_Task_
Please transcribe the records precisely; pictures stay out of your copy.

_Available data_
----------------------------------------

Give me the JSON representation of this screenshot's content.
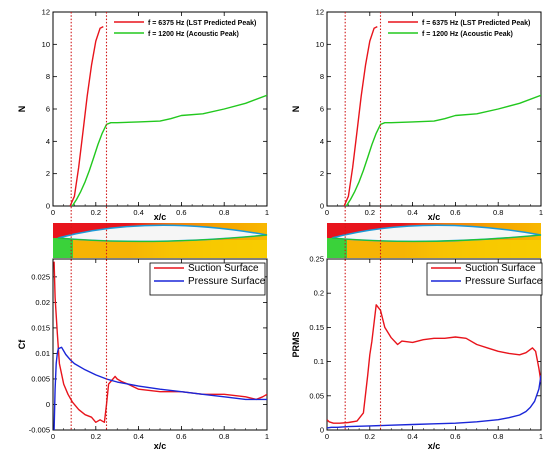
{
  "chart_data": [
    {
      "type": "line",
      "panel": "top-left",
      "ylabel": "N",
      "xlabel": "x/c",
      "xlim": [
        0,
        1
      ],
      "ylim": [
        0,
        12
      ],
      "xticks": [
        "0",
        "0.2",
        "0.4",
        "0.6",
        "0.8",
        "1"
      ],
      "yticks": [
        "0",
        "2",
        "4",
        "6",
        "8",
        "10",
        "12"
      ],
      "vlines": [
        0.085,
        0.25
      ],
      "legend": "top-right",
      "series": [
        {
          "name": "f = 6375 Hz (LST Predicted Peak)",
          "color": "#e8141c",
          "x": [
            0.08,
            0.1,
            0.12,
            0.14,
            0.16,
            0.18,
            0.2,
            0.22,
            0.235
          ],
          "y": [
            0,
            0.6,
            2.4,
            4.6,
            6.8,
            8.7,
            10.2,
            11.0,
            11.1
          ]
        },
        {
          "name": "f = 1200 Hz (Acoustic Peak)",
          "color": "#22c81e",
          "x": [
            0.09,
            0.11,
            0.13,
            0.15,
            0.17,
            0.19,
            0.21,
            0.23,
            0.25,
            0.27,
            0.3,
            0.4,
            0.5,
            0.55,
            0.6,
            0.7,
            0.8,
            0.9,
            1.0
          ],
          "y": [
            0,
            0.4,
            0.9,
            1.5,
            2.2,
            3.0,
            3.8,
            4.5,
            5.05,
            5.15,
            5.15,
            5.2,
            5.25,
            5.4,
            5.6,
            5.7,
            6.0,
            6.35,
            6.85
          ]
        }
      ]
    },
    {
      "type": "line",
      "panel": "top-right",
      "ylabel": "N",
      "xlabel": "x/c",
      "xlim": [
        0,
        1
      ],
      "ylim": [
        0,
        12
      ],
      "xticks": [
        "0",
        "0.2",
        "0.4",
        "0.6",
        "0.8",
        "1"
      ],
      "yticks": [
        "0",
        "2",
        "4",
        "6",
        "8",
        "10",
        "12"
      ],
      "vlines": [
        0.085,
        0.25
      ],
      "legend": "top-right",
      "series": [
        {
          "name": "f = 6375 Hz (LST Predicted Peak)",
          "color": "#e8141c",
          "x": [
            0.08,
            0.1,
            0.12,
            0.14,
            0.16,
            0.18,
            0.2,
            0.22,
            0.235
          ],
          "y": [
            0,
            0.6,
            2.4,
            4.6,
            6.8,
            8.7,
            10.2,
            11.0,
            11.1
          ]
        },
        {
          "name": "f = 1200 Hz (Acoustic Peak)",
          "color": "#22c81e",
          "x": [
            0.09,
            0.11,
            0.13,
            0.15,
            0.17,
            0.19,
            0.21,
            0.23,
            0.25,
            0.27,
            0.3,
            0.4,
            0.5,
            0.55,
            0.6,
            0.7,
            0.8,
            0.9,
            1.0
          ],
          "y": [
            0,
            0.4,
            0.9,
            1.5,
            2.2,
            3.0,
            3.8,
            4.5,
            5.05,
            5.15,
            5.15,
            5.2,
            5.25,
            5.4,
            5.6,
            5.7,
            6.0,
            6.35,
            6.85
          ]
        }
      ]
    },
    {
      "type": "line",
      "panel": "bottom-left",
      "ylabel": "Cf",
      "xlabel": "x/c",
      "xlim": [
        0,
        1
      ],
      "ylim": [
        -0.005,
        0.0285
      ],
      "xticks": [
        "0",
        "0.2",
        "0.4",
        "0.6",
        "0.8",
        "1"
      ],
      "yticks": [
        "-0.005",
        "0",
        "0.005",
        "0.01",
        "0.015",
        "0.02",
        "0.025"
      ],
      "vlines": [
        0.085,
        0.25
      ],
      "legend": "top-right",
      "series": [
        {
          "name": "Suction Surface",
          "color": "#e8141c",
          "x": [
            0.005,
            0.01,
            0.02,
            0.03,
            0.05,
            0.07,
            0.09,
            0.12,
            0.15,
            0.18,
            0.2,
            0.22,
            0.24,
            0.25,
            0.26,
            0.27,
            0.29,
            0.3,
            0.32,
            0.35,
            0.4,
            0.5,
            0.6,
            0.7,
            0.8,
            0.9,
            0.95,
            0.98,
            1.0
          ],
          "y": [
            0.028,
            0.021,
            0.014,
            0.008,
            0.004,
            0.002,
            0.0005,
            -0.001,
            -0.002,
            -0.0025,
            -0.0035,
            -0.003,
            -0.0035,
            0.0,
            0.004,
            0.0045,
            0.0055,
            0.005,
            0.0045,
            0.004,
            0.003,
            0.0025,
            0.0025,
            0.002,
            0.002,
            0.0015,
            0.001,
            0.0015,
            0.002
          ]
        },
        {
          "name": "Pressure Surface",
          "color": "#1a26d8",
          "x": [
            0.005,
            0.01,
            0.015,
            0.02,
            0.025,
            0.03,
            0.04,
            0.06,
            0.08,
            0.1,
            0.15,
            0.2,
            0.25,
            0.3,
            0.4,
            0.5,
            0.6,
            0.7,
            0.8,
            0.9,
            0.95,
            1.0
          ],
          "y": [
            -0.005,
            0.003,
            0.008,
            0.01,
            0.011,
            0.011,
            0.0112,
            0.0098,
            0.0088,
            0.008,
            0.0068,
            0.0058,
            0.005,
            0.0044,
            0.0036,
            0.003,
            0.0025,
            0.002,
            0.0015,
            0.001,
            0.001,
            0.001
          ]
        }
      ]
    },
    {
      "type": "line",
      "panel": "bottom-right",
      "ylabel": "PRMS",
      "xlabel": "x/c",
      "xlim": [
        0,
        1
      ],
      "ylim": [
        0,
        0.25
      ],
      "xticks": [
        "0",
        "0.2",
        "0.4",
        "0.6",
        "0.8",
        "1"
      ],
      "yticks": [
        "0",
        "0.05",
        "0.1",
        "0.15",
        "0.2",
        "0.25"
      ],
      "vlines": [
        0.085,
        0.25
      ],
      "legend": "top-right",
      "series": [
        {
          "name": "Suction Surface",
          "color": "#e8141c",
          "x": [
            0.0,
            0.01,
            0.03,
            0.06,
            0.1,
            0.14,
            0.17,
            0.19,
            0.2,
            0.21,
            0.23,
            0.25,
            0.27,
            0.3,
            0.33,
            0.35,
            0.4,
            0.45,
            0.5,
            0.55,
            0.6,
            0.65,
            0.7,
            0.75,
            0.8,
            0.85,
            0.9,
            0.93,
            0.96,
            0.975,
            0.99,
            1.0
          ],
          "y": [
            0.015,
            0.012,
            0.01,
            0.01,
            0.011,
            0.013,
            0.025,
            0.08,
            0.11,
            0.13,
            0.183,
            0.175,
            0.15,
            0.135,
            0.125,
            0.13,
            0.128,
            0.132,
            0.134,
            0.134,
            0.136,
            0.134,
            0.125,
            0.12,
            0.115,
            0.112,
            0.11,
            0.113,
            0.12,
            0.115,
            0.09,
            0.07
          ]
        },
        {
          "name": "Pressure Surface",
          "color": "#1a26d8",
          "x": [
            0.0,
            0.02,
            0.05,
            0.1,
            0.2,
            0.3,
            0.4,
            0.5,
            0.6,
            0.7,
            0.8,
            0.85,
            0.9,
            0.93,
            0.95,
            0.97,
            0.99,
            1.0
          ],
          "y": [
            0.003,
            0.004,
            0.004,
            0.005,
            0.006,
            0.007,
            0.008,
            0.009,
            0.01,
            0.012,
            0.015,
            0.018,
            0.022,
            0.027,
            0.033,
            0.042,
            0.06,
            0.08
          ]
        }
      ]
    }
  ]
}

----------------------------------------

_Complete output_
Give me the JSON representation of this screenshot's content.
{
  "chart_data": [
    {
      "type": "line",
      "panel": "top-left",
      "ylabel": "N",
      "xlabel": "x/c",
      "xlim": [
        0,
        1
      ],
      "ylim": [
        0,
        12
      ],
      "xticks": [
        "0",
        "0.2",
        "0.4",
        "0.6",
        "0.8",
        "1"
      ],
      "yticks": [
        "0",
        "2",
        "4",
        "6",
        "8",
        "10",
        "12"
      ],
      "vlines": [
        0.085,
        0.25
      ],
      "legend": "top-right",
      "series": [
        {
          "name": "f = 6375 Hz (LST Predicted Peak)",
          "color": "#e8141c",
          "x": [
            0.08,
            0.1,
            0.12,
            0.14,
            0.16,
            0.18,
            0.2,
            0.22,
            0.235
          ],
          "y": [
            0,
            0.6,
            2.4,
            4.6,
            6.8,
            8.7,
            10.2,
            11.0,
            11.1
          ]
        },
        {
          "name": "f = 1200 Hz (Acoustic Peak)",
          "color": "#22c81e",
          "x": [
            0.09,
            0.11,
            0.13,
            0.15,
            0.17,
            0.19,
            0.21,
            0.23,
            0.25,
            0.27,
            0.3,
            0.4,
            0.5,
            0.55,
            0.6,
            0.7,
            0.8,
            0.9,
            1.0
          ],
          "y": [
            0,
            0.4,
            0.9,
            1.5,
            2.2,
            3.0,
            3.8,
            4.5,
            5.05,
            5.15,
            5.15,
            5.2,
            5.25,
            5.4,
            5.6,
            5.7,
            6.0,
            6.35,
            6.85
          ]
        }
      ]
    },
    {
      "type": "line",
      "panel": "top-right",
      "ylabel": "N",
      "xlabel": "x/c",
      "xlim": [
        0,
        1
      ],
      "ylim": [
        0,
        12
      ],
      "xticks": [
        "0",
        "0.2",
        "0.4",
        "0.6",
        "0.8",
        "1"
      ],
      "yticks": [
        "0",
        "2",
        "4",
        "6",
        "8",
        "10",
        "12"
      ],
      "vlines": [
        0.085,
        0.25
      ],
      "legend": "top-right",
      "series": [
        {
          "name": "f = 6375 Hz (LST Predicted Peak)",
          "color": "#e8141c",
          "x": [
            0.08,
            0.1,
            0.12,
            0.14,
            0.16,
            0.18,
            0.2,
            0.22,
            0.235
          ],
          "y": [
            0,
            0.6,
            2.4,
            4.6,
            6.8,
            8.7,
            10.2,
            11.0,
            11.1
          ]
        },
        {
          "name": "f = 1200 Hz (Acoustic Peak)",
          "color": "#22c81e",
          "x": [
            0.09,
            0.11,
            0.13,
            0.15,
            0.17,
            0.19,
            0.21,
            0.23,
            0.25,
            0.27,
            0.3,
            0.4,
            0.5,
            0.55,
            0.6,
            0.7,
            0.8,
            0.9,
            1.0
          ],
          "y": [
            0,
            0.4,
            0.9,
            1.5,
            2.2,
            3.0,
            3.8,
            4.5,
            5.05,
            5.15,
            5.15,
            5.2,
            5.25,
            5.4,
            5.6,
            5.7,
            6.0,
            6.35,
            6.85
          ]
        }
      ]
    },
    {
      "type": "line",
      "panel": "bottom-left",
      "ylabel": "Cf",
      "xlabel": "x/c",
      "xlim": [
        0,
        1
      ],
      "ylim": [
        -0.005,
        0.0285
      ],
      "xticks": [
        "0",
        "0.2",
        "0.4",
        "0.6",
        "0.8",
        "1"
      ],
      "yticks": [
        "-0.005",
        "0",
        "0.005",
        "0.01",
        "0.015",
        "0.02",
        "0.025"
      ],
      "vlines": [
        0.085,
        0.25
      ],
      "legend": "top-right",
      "series": [
        {
          "name": "Suction Surface",
          "color": "#e8141c",
          "x": [
            0.005,
            0.01,
            0.02,
            0.03,
            0.05,
            0.07,
            0.09,
            0.12,
            0.15,
            0.18,
            0.2,
            0.22,
            0.24,
            0.25,
            0.26,
            0.27,
            0.29,
            0.3,
            0.32,
            0.35,
            0.4,
            0.5,
            0.6,
            0.7,
            0.8,
            0.9,
            0.95,
            0.98,
            1.0
          ],
          "y": [
            0.028,
            0.021,
            0.014,
            0.008,
            0.004,
            0.002,
            0.0005,
            -0.001,
            -0.002,
            -0.0025,
            -0.0035,
            -0.003,
            -0.0035,
            0.0,
            0.004,
            0.0045,
            0.0055,
            0.005,
            0.0045,
            0.004,
            0.003,
            0.0025,
            0.0025,
            0.002,
            0.002,
            0.0015,
            0.001,
            0.0015,
            0.002
          ]
        },
        {
          "name": "Pressure Surface",
          "color": "#1a26d8",
          "x": [
            0.005,
            0.01,
            0.015,
            0.02,
            0.025,
            0.03,
            0.04,
            0.06,
            0.08,
            0.1,
            0.15,
            0.2,
            0.25,
            0.3,
            0.4,
            0.5,
            0.6,
            0.7,
            0.8,
            0.9,
            0.95,
            1.0
          ],
          "y": [
            -0.005,
            0.003,
            0.008,
            0.01,
            0.011,
            0.011,
            0.0112,
            0.0098,
            0.0088,
            0.008,
            0.0068,
            0.0058,
            0.005,
            0.0044,
            0.0036,
            0.003,
            0.0025,
            0.002,
            0.0015,
            0.001,
            0.001,
            0.001
          ]
        }
      ]
    },
    {
      "type": "line",
      "panel": "bottom-right",
      "ylabel": "PRMS",
      "xlabel": "x/c",
      "xlim": [
        0,
        1
      ],
      "ylim": [
        0,
        0.25
      ],
      "xticks": [
        "0",
        "0.2",
        "0.4",
        "0.6",
        "0.8",
        "1"
      ],
      "yticks": [
        "0",
        "0.05",
        "0.1",
        "0.15",
        "0.2",
        "0.25"
      ],
      "vlines": [
        0.085,
        0.25
      ],
      "legend": "top-right",
      "series": [
        {
          "name": "Suction Surface",
          "color": "#e8141c",
          "x": [
            0.0,
            0.01,
            0.03,
            0.06,
            0.1,
            0.14,
            0.17,
            0.19,
            0.2,
            0.21,
            0.23,
            0.25,
            0.27,
            0.3,
            0.33,
            0.35,
            0.4,
            0.45,
            0.5,
            0.55,
            0.6,
            0.65,
            0.7,
            0.75,
            0.8,
            0.85,
            0.9,
            0.93,
            0.96,
            0.975,
            0.99,
            1.0
          ],
          "y": [
            0.015,
            0.012,
            0.01,
            0.01,
            0.011,
            0.013,
            0.025,
            0.08,
            0.11,
            0.13,
            0.183,
            0.175,
            0.15,
            0.135,
            0.125,
            0.13,
            0.128,
            0.132,
            0.134,
            0.134,
            0.136,
            0.134,
            0.125,
            0.12,
            0.115,
            0.112,
            0.11,
            0.113,
            0.12,
            0.115,
            0.09,
            0.07
          ]
        },
        {
          "name": "Pressure Surface",
          "color": "#1a26d8",
          "x": [
            0.0,
            0.02,
            0.05,
            0.1,
            0.2,
            0.3,
            0.4,
            0.5,
            0.6,
            0.7,
            0.8,
            0.85,
            0.9,
            0.93,
            0.95,
            0.97,
            0.99,
            1.0
          ],
          "y": [
            0.003,
            0.004,
            0.004,
            0.005,
            0.006,
            0.007,
            0.008,
            0.009,
            0.01,
            0.012,
            0.015,
            0.018,
            0.022,
            0.027,
            0.033,
            0.042,
            0.06,
            0.08
          ]
        }
      ]
    }
  ]
}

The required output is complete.